Direction: Please repeat all of the listing exactly.

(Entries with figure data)
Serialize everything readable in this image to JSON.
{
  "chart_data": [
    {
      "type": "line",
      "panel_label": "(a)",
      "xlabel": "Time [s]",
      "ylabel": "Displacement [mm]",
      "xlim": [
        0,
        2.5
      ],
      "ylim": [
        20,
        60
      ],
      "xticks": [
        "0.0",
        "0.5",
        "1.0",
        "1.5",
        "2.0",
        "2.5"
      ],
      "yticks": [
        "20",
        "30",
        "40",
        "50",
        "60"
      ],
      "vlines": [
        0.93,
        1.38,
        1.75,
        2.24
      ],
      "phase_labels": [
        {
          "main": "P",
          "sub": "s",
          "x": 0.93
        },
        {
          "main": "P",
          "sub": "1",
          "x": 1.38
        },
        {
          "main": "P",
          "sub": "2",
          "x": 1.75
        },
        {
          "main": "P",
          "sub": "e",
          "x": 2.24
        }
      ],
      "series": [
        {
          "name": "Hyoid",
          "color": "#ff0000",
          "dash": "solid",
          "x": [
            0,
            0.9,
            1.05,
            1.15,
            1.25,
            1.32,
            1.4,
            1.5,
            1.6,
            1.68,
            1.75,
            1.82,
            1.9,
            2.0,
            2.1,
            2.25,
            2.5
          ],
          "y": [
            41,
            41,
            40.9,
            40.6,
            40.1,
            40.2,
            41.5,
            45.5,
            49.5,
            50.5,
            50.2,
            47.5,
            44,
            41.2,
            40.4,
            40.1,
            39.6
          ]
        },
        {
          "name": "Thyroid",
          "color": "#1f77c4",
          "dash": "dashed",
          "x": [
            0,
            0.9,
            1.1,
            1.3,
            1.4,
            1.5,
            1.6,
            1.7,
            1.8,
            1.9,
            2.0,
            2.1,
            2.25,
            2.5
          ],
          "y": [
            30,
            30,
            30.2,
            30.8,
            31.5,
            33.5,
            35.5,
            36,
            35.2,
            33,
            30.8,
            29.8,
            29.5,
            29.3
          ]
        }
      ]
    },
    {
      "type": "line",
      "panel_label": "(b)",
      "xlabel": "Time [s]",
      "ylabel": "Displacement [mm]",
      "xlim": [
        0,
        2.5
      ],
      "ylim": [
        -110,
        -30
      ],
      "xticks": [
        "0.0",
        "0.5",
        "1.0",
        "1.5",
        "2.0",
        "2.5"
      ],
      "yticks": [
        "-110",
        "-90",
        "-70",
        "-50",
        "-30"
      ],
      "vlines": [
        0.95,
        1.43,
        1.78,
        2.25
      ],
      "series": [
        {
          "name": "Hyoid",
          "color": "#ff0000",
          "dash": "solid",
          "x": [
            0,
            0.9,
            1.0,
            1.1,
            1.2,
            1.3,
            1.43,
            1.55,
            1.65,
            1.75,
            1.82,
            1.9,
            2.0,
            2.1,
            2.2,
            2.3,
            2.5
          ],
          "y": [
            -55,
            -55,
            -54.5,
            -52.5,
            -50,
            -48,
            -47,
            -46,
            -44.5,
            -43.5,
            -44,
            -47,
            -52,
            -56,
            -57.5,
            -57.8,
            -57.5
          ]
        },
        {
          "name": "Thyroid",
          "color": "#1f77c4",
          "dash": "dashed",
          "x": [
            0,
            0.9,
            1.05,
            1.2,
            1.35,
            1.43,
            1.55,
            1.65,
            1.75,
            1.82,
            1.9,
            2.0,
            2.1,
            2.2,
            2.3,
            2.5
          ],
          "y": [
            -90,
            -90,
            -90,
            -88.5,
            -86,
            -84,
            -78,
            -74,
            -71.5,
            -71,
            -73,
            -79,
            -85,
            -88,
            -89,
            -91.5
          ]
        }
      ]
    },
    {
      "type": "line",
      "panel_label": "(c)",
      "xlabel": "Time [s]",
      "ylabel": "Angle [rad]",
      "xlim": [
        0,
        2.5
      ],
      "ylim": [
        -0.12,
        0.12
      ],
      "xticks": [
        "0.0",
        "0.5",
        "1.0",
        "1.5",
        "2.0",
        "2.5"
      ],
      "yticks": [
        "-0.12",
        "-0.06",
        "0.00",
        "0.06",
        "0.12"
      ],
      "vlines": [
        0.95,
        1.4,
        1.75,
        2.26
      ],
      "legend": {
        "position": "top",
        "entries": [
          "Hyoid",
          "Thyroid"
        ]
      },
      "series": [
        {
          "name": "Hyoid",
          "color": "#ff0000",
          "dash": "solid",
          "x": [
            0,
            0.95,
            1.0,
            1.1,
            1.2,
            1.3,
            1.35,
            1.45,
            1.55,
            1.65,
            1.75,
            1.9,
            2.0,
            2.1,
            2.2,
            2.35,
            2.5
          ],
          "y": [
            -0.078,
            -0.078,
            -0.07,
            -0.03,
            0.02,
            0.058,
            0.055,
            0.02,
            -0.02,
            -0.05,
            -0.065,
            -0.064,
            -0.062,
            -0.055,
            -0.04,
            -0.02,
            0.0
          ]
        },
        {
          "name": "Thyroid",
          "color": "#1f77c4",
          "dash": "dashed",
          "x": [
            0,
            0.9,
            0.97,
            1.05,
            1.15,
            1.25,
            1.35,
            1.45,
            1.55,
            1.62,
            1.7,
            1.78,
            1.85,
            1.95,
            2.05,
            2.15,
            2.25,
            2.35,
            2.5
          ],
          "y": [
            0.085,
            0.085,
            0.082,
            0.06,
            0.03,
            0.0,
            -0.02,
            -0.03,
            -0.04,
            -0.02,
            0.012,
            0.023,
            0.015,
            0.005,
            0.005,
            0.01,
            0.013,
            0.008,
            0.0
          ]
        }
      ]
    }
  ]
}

Task output:
Serialize everything readable in this image to JSON.
{
  "chart_data": [
    {
      "type": "line",
      "panel_label": "(a)",
      "xlabel": "Time [s]",
      "ylabel": "Displacement [mm]",
      "xlim": [
        0,
        2.5
      ],
      "ylim": [
        20,
        60
      ],
      "xticks": [
        "0.0",
        "0.5",
        "1.0",
        "1.5",
        "2.0",
        "2.5"
      ],
      "yticks": [
        "20",
        "30",
        "40",
        "50",
        "60"
      ],
      "vlines": [
        0.93,
        1.38,
        1.75,
        2.24
      ],
      "phase_labels": [
        {
          "main": "P",
          "sub": "s",
          "x": 0.93
        },
        {
          "main": "P",
          "sub": "1",
          "x": 1.38
        },
        {
          "main": "P",
          "sub": "2",
          "x": 1.75
        },
        {
          "main": "P",
          "sub": "e",
          "x": 2.24
        }
      ],
      "series": [
        {
          "name": "Hyoid",
          "color": "#ff0000",
          "dash": "solid",
          "x": [
            0,
            0.9,
            1.05,
            1.15,
            1.25,
            1.32,
            1.4,
            1.5,
            1.6,
            1.68,
            1.75,
            1.82,
            1.9,
            2.0,
            2.1,
            2.25,
            2.5
          ],
          "y": [
            41,
            41,
            40.9,
            40.6,
            40.1,
            40.2,
            41.5,
            45.5,
            49.5,
            50.5,
            50.2,
            47.5,
            44,
            41.2,
            40.4,
            40.1,
            39.6
          ]
        },
        {
          "name": "Thyroid",
          "color": "#1f77c4",
          "dash": "dashed",
          "x": [
            0,
            0.9,
            1.1,
            1.3,
            1.4,
            1.5,
            1.6,
            1.7,
            1.8,
            1.9,
            2.0,
            2.1,
            2.25,
            2.5
          ],
          "y": [
            30,
            30,
            30.2,
            30.8,
            31.5,
            33.5,
            35.5,
            36,
            35.2,
            33,
            30.8,
            29.8,
            29.5,
            29.3
          ]
        }
      ]
    },
    {
      "type": "line",
      "panel_label": "(b)",
      "xlabel": "Time [s]",
      "ylabel": "Displacement [mm]",
      "xlim": [
        0,
        2.5
      ],
      "ylim": [
        -110,
        -30
      ],
      "xticks": [
        "0.0",
        "0.5",
        "1.0",
        "1.5",
        "2.0",
        "2.5"
      ],
      "yticks": [
        "-110",
        "-90",
        "-70",
        "-50",
        "-30"
      ],
      "vlines": [
        0.95,
        1.43,
        1.78,
        2.25
      ],
      "series": [
        {
          "name": "Hyoid",
          "color": "#ff0000",
          "dash": "solid",
          "x": [
            0,
            0.9,
            1.0,
            1.1,
            1.2,
            1.3,
            1.43,
            1.55,
            1.65,
            1.75,
            1.82,
            1.9,
            2.0,
            2.1,
            2.2,
            2.3,
            2.5
          ],
          "y": [
            -55,
            -55,
            -54.5,
            -52.5,
            -50,
            -48,
            -47,
            -46,
            -44.5,
            -43.5,
            -44,
            -47,
            -52,
            -56,
            -57.5,
            -57.8,
            -57.5
          ]
        },
        {
          "name": "Thyroid",
          "color": "#1f77c4",
          "dash": "dashed",
          "x": [
            0,
            0.9,
            1.05,
            1.2,
            1.35,
            1.43,
            1.55,
            1.65,
            1.75,
            1.82,
            1.9,
            2.0,
            2.1,
            2.2,
            2.3,
            2.5
          ],
          "y": [
            -90,
            -90,
            -90,
            -88.5,
            -86,
            -84,
            -78,
            -74,
            -71.5,
            -71,
            -73,
            -79,
            -85,
            -88,
            -89,
            -91.5
          ]
        }
      ]
    },
    {
      "type": "line",
      "panel_label": "(c)",
      "xlabel": "Time [s]",
      "ylabel": "Angle [rad]",
      "xlim": [
        0,
        2.5
      ],
      "ylim": [
        -0.12,
        0.12
      ],
      "xticks": [
        "0.0",
        "0.5",
        "1.0",
        "1.5",
        "2.0",
        "2.5"
      ],
      "yticks": [
        "-0.12",
        "-0.06",
        "0.00",
        "0.06",
        "0.12"
      ],
      "vlines": [
        0.95,
        1.4,
        1.75,
        2.26
      ],
      "legend": {
        "position": "top",
        "entries": [
          "Hyoid",
          "Thyroid"
        ]
      },
      "series": [
        {
          "name": "Hyoid",
          "color": "#ff0000",
          "dash": "solid",
          "x": [
            0,
            0.95,
            1.0,
            1.1,
            1.2,
            1.3,
            1.35,
            1.45,
            1.55,
            1.65,
            1.75,
            1.9,
            2.0,
            2.1,
            2.2,
            2.35,
            2.5
          ],
          "y": [
            -0.078,
            -0.078,
            -0.07,
            -0.03,
            0.02,
            0.058,
            0.055,
            0.02,
            -0.02,
            -0.05,
            -0.065,
            -0.064,
            -0.062,
            -0.055,
            -0.04,
            -0.02,
            0.0
          ]
        },
        {
          "name": "Thyroid",
          "color": "#1f77c4",
          "dash": "dashed",
          "x": [
            0,
            0.9,
            0.97,
            1.05,
            1.15,
            1.25,
            1.35,
            1.45,
            1.55,
            1.62,
            1.7,
            1.78,
            1.85,
            1.95,
            2.05,
            2.15,
            2.25,
            2.35,
            2.5
          ],
          "y": [
            0.085,
            0.085,
            0.082,
            0.06,
            0.03,
            0.0,
            -0.02,
            -0.03,
            -0.04,
            -0.02,
            0.012,
            0.023,
            0.015,
            0.005,
            0.005,
            0.01,
            0.013,
            0.008,
            0.0
          ]
        }
      ]
    }
  ]
}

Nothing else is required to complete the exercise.